** START OF MATERIAL **
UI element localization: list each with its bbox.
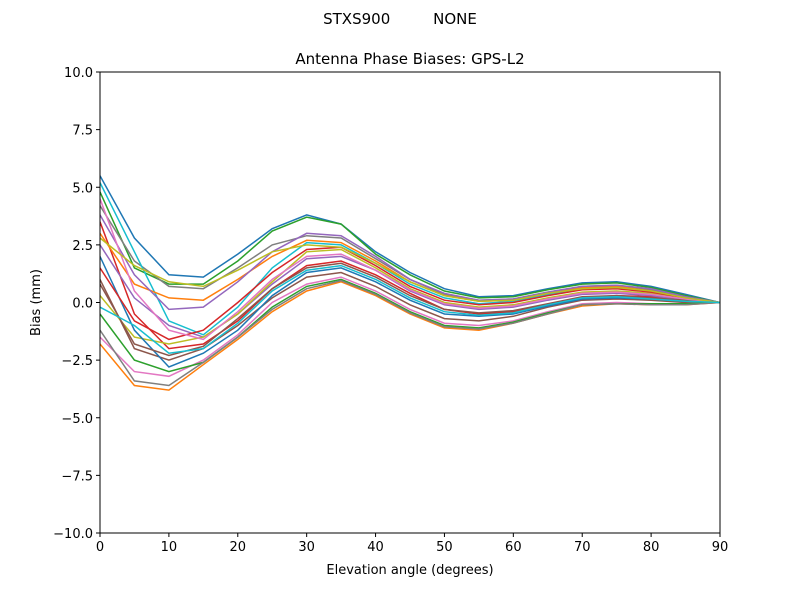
** END OF MATERIAL **
** START OF MATERIAL **
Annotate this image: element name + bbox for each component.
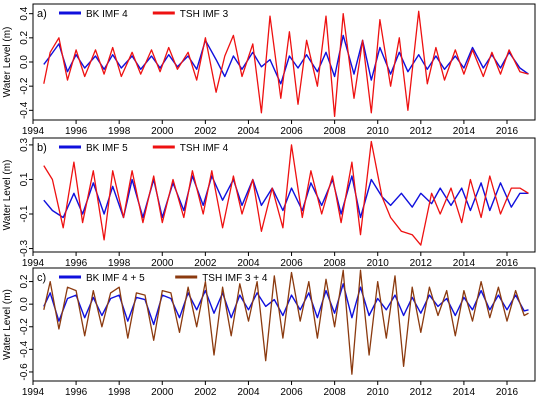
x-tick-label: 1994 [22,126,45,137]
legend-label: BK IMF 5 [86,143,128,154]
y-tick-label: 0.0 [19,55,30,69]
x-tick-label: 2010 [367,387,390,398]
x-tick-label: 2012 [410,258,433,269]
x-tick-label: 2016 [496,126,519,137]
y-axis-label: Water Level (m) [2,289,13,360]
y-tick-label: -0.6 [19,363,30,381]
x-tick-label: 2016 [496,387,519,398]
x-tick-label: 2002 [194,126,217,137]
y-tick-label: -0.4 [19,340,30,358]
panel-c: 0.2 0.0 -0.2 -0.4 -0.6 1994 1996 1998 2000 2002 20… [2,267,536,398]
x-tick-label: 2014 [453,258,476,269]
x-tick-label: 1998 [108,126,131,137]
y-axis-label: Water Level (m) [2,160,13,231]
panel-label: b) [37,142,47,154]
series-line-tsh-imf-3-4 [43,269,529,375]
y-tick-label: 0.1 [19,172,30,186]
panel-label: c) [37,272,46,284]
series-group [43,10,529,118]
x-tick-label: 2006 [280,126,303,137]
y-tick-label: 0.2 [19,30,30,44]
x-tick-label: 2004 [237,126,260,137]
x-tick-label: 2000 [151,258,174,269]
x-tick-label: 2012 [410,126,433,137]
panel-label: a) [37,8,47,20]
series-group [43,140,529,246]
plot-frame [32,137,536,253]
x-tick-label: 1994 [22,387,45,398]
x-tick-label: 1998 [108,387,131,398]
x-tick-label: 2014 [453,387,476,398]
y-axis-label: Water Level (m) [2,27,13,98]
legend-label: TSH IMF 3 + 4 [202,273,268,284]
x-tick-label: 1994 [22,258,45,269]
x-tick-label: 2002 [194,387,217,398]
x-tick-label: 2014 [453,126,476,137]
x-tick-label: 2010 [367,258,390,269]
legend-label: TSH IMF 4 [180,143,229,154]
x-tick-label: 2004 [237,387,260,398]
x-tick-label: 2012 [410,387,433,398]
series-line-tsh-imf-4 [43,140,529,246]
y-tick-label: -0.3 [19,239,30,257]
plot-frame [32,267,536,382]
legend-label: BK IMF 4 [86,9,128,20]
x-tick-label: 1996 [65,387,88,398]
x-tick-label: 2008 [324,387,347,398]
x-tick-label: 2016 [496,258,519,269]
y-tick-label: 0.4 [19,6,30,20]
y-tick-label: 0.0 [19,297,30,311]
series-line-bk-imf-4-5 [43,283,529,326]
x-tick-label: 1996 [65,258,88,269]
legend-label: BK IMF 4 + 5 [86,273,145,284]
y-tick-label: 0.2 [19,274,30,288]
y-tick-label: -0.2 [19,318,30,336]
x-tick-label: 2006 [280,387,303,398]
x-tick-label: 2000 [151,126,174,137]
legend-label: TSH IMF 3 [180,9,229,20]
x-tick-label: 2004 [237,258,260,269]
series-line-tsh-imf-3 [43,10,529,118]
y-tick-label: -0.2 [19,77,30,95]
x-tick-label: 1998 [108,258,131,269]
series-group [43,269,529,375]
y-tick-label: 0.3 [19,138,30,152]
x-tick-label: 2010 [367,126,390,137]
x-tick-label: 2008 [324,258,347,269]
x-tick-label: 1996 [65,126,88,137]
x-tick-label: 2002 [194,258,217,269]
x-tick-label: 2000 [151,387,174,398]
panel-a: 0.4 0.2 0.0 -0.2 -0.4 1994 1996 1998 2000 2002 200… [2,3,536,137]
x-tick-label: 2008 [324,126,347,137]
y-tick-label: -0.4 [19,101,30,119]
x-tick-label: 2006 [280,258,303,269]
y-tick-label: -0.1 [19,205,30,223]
** END OF MATERIAL **
• [PROBLEM] Write out the data again word for word, starting with the line that contains "Annotate this image: element" and going on through the line that contains "x-tick-label: 2004 [237,387,260,398]". Leave the pictures out of your answer.

• [WRITTEN ANSWER]
Annotate this image: element name + bbox for each component.
x-tick-label: 1994 [22,126,45,137]
legend-label: BK IMF 5 [86,143,128,154]
y-tick-label: 0.0 [19,55,30,69]
x-tick-label: 2010 [367,387,390,398]
x-tick-label: 2012 [410,258,433,269]
x-tick-label: 2016 [496,126,519,137]
y-axis-label: Water Level (m) [2,289,13,360]
y-tick-label: -0.6 [19,363,30,381]
x-tick-label: 2016 [496,387,519,398]
x-tick-label: 2002 [194,126,217,137]
y-tick-label: -0.4 [19,340,30,358]
panel-c: 0.2 0.0 -0.2 -0.4 -0.6 1994 1996 1998 2000 2002 20… [2,267,536,398]
x-tick-label: 2014 [453,258,476,269]
x-tick-label: 1998 [108,126,131,137]
y-axis-label: Water Level (m) [2,160,13,231]
panel-label: b) [37,142,47,154]
series-line-tsh-imf-3-4 [43,269,529,375]
y-tick-label: 0.1 [19,172,30,186]
panel-label: c) [37,272,46,284]
series-group [43,10,529,118]
x-tick-label: 2006 [280,126,303,137]
y-tick-label: 0.2 [19,30,30,44]
x-tick-label: 2004 [237,126,260,137]
x-tick-label: 2000 [151,258,174,269]
x-tick-label: 2012 [410,126,433,137]
panel-label: a) [37,8,47,20]
series-group [43,140,529,246]
plot-frame [32,137,536,253]
x-tick-label: 1994 [22,387,45,398]
x-tick-label: 1998 [108,387,131,398]
x-tick-label: 2014 [453,387,476,398]
y-axis-label: Water Level (m) [2,27,13,98]
legend-label: TSH IMF 3 + 4 [202,273,268,284]
x-tick-label: 1994 [22,258,45,269]
x-tick-label: 2002 [194,387,217,398]
x-tick-label: 2014 [453,126,476,137]
x-tick-label: 2010 [367,258,390,269]
legend-label: TSH IMF 4 [180,143,229,154]
x-tick-label: 2004 [237,387,260,398]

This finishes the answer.